**Instructions for the task:**
Go over the listing below line by line and tally those containing "снаряды". Give only the tally.

**Data shown:**
□ □ □

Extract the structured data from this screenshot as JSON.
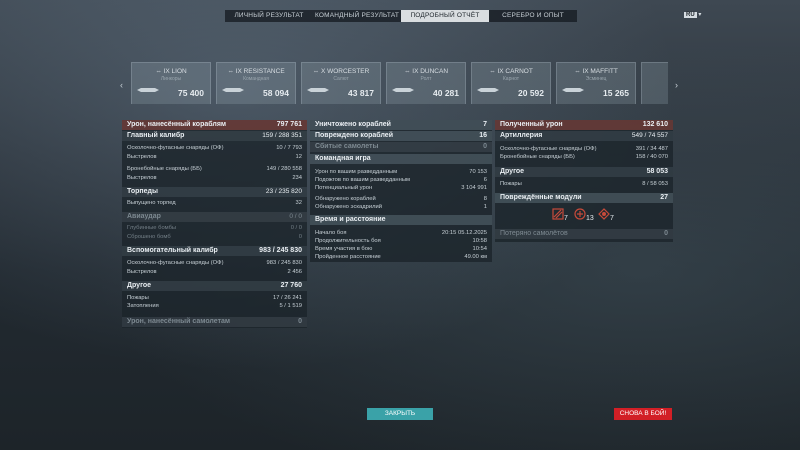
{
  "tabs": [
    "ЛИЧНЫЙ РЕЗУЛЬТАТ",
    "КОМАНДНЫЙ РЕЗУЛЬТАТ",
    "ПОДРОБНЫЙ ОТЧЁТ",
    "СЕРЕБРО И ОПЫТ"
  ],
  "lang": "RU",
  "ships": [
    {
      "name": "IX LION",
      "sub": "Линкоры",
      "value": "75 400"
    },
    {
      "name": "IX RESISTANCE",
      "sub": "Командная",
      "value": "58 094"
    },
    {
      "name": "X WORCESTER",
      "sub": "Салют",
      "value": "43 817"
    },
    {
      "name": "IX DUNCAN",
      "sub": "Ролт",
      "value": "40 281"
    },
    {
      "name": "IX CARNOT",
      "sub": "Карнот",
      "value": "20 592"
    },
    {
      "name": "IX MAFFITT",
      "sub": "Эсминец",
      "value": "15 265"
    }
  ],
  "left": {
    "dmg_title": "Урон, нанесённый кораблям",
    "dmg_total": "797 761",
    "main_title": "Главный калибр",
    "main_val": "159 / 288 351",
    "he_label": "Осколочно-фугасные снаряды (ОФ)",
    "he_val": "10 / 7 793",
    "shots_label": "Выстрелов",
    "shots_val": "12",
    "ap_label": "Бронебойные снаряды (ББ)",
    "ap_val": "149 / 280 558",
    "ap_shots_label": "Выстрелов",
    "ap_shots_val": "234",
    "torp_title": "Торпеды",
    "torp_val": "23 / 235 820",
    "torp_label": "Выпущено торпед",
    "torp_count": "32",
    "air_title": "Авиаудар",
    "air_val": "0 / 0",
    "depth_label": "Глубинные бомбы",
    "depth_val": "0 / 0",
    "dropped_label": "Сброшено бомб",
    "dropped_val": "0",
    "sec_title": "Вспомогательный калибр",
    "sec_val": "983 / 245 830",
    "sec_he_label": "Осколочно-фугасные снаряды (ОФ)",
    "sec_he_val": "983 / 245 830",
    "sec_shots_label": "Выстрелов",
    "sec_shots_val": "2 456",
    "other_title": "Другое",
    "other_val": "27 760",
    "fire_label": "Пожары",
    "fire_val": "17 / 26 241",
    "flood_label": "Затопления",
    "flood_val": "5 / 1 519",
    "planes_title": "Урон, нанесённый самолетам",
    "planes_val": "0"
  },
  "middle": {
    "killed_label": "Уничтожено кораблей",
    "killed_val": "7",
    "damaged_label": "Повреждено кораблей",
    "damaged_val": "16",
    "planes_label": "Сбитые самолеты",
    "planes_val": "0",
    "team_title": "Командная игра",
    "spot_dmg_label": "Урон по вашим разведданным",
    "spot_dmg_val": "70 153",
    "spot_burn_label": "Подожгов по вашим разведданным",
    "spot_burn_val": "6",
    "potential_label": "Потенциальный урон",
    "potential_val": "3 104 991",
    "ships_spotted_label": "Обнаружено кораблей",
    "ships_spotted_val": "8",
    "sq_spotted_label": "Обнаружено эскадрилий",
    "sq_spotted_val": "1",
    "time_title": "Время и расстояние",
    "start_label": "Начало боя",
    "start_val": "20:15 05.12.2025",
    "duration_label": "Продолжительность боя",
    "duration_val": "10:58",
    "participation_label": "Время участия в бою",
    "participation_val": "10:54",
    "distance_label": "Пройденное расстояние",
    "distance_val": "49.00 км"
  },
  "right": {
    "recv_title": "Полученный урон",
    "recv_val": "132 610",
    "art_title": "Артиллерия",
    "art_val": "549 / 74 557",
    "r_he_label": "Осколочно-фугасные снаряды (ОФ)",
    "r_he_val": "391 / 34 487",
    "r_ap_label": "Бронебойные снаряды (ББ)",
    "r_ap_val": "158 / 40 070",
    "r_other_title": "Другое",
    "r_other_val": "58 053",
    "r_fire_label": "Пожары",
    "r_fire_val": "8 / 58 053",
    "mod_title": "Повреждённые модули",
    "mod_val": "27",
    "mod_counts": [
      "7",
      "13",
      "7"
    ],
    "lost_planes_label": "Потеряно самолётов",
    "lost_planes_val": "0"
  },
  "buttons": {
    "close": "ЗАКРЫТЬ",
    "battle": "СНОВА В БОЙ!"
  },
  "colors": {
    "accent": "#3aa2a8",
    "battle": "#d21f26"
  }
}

□ □ □

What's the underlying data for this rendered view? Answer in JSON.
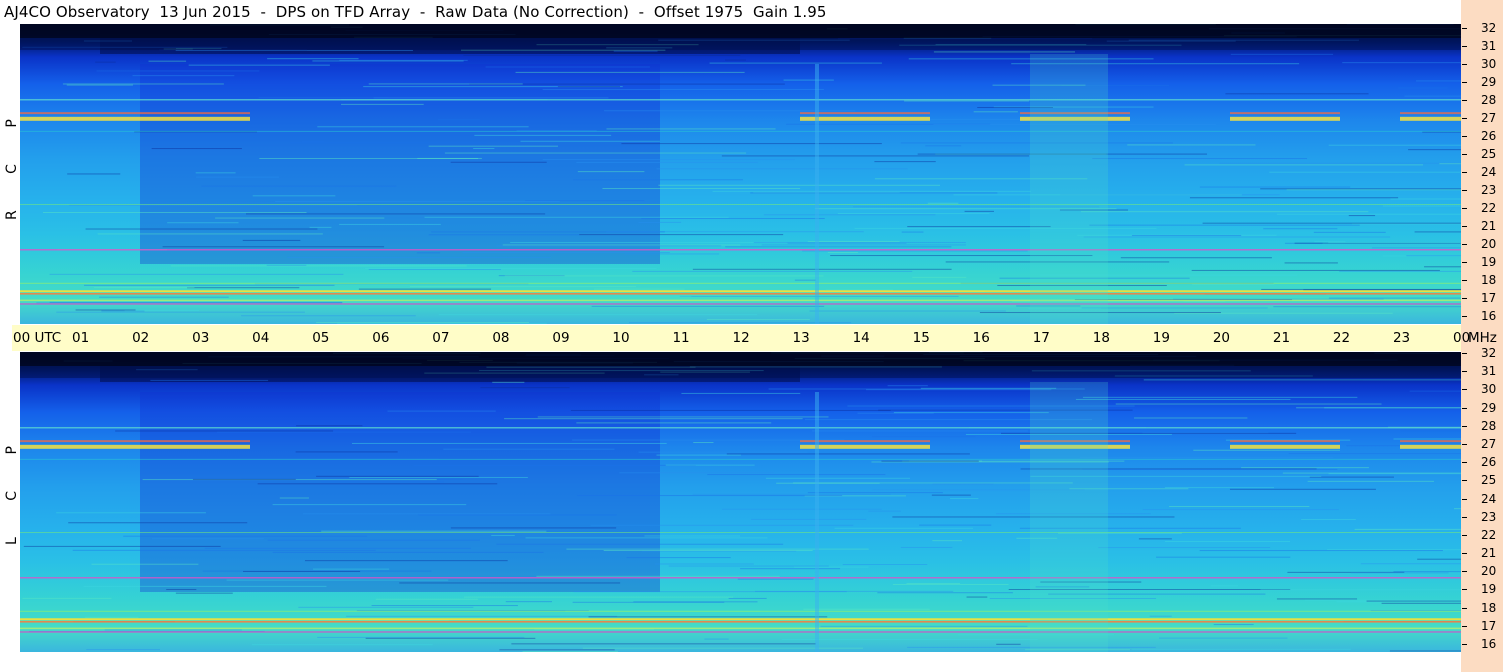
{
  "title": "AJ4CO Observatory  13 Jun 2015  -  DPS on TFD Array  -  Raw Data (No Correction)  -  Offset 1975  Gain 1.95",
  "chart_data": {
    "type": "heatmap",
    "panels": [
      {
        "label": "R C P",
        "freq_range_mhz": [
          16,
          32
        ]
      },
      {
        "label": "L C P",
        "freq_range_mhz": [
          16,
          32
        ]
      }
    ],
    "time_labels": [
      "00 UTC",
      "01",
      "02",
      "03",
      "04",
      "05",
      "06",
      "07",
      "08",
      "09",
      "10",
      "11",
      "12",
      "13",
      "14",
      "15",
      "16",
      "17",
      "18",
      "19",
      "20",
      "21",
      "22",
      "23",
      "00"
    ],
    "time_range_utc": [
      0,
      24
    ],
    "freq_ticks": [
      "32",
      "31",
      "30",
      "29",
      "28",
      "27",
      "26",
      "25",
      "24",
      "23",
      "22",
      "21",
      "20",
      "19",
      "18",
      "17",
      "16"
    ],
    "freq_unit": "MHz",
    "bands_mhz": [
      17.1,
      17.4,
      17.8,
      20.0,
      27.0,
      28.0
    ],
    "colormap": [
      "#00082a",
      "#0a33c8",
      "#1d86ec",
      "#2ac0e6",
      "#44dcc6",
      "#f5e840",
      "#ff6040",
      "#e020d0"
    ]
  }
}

□ □ □

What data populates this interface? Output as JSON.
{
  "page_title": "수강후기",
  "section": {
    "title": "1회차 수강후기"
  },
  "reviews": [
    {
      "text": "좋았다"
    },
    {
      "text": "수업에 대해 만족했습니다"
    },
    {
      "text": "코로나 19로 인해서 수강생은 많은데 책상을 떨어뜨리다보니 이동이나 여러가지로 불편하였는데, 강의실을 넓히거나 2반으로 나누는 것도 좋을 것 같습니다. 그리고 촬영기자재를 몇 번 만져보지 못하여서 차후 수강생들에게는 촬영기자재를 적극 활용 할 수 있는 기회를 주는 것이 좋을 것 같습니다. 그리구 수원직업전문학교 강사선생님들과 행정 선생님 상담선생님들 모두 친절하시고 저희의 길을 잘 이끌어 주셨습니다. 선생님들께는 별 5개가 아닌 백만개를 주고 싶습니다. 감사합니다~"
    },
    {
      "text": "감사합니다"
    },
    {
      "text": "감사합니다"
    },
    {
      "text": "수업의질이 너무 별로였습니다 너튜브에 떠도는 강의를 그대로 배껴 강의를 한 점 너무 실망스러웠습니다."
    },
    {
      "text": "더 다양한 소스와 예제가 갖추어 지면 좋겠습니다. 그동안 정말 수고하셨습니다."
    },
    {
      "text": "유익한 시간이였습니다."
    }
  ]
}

□ □ □

**Result:**
5